*What is asked:* Note how many lines hold "text" and report that number by itself.

+-------+

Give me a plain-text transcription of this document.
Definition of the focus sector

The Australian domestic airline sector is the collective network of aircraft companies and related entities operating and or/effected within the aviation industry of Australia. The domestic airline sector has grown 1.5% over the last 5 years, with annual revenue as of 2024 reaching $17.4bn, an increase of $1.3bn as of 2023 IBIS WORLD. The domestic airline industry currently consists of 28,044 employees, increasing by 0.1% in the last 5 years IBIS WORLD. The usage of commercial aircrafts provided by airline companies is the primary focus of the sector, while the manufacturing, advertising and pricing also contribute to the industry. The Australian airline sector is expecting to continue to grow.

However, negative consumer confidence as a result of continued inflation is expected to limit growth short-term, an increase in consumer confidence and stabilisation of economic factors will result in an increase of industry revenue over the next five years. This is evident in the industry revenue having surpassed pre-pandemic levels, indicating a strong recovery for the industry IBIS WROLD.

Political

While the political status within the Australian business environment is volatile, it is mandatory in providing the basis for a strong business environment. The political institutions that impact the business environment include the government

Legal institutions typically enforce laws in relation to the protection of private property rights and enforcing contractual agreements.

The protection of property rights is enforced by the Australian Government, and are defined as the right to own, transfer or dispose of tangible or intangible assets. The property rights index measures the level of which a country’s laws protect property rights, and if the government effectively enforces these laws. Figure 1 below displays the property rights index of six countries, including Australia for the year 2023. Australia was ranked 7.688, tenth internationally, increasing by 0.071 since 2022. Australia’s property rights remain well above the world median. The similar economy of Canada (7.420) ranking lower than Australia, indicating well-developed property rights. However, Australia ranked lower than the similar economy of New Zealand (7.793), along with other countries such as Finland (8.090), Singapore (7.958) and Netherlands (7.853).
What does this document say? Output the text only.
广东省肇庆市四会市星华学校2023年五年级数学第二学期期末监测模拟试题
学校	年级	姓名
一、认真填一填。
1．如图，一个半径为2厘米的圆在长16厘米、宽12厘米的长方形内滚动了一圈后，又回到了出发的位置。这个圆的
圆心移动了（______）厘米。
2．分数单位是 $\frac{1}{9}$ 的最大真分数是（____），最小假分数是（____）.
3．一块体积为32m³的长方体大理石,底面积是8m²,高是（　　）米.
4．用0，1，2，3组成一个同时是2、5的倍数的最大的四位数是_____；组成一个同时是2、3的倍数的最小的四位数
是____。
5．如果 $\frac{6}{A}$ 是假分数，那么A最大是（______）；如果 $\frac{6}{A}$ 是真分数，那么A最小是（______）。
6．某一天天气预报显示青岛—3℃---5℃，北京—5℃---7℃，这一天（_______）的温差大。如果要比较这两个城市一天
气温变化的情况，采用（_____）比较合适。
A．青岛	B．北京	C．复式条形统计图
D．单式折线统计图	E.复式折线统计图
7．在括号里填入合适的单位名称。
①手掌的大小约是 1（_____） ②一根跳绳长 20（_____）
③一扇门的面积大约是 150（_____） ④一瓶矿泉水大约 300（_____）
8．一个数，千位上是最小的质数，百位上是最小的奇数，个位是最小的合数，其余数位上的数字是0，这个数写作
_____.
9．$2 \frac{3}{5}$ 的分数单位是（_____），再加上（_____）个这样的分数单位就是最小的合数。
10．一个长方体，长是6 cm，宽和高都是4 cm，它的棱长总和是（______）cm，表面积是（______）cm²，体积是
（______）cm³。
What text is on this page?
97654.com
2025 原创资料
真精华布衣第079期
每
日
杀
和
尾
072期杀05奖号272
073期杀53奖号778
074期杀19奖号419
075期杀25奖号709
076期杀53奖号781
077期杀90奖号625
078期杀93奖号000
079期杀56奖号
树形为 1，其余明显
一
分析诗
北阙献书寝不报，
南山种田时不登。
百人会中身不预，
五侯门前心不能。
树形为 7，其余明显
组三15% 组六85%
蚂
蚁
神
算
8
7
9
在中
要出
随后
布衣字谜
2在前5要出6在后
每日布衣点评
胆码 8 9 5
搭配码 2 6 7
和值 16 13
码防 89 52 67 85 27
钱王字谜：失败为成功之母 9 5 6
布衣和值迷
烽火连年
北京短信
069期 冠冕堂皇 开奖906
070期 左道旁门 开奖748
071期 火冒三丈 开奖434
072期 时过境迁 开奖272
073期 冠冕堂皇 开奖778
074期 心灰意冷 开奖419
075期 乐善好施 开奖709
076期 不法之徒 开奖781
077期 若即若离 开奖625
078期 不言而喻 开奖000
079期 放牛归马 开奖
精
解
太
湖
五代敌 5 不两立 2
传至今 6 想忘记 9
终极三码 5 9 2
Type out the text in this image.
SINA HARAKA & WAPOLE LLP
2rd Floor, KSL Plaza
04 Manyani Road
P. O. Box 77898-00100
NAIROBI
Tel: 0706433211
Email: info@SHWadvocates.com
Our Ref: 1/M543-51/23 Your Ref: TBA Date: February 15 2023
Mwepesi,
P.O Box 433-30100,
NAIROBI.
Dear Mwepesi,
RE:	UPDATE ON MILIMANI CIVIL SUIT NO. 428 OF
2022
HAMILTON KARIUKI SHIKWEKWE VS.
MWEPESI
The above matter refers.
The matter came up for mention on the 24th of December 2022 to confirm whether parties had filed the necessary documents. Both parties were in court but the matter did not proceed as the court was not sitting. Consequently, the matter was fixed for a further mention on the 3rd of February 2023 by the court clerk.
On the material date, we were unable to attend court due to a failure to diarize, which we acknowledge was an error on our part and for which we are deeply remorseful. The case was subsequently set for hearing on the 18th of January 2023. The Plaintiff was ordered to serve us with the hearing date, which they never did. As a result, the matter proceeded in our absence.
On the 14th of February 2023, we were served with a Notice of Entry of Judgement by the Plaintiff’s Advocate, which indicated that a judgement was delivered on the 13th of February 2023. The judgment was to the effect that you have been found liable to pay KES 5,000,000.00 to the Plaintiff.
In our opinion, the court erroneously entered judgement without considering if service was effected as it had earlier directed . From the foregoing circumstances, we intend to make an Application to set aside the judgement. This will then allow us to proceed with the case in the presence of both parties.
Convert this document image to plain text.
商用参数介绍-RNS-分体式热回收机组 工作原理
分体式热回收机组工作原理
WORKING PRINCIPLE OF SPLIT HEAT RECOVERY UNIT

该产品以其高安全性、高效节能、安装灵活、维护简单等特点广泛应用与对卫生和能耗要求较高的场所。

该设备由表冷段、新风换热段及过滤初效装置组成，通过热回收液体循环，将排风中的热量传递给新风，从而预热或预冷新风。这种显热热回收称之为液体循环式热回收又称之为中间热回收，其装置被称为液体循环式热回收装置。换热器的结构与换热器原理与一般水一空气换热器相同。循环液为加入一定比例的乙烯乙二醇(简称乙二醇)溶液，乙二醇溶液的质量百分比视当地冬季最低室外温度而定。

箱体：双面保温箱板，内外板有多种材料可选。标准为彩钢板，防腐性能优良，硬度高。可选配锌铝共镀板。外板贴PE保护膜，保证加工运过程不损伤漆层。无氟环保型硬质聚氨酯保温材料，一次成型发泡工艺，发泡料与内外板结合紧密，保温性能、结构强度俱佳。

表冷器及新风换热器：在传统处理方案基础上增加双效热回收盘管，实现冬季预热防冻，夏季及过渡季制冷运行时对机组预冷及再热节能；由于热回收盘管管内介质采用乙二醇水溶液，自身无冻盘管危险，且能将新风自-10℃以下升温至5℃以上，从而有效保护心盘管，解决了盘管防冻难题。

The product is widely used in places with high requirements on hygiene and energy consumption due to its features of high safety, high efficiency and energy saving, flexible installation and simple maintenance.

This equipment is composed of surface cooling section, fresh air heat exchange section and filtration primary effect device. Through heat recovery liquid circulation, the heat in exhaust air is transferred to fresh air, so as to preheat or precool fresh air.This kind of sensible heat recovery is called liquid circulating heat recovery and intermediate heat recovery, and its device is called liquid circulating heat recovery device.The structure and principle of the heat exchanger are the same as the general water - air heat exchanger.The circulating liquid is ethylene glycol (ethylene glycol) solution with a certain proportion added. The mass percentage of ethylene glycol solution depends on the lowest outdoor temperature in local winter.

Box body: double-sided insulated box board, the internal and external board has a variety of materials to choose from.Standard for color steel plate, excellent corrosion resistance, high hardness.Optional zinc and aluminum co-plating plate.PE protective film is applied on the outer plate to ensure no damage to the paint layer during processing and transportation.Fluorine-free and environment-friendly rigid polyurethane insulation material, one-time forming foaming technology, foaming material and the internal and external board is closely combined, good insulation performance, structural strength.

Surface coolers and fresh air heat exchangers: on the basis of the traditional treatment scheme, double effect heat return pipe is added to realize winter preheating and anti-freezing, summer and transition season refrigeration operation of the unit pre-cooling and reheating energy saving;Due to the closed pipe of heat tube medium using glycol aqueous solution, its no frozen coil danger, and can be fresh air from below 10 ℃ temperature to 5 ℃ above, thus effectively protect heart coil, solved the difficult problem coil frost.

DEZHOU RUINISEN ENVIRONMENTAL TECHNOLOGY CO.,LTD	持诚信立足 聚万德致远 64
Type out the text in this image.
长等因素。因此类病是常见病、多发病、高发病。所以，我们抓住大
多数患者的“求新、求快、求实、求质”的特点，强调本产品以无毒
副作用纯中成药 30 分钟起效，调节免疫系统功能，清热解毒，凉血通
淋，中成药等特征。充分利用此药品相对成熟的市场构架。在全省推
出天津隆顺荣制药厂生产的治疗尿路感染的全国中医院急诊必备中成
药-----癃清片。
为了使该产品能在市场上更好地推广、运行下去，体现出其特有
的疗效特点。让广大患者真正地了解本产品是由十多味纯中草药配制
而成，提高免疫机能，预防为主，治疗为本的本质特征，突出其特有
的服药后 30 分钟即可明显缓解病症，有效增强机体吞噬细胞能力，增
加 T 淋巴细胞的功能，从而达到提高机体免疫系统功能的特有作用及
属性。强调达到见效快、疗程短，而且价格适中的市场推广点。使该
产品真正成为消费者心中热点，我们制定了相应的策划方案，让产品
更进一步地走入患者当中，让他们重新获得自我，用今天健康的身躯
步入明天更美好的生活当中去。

+-------+

*Output of the task:* 6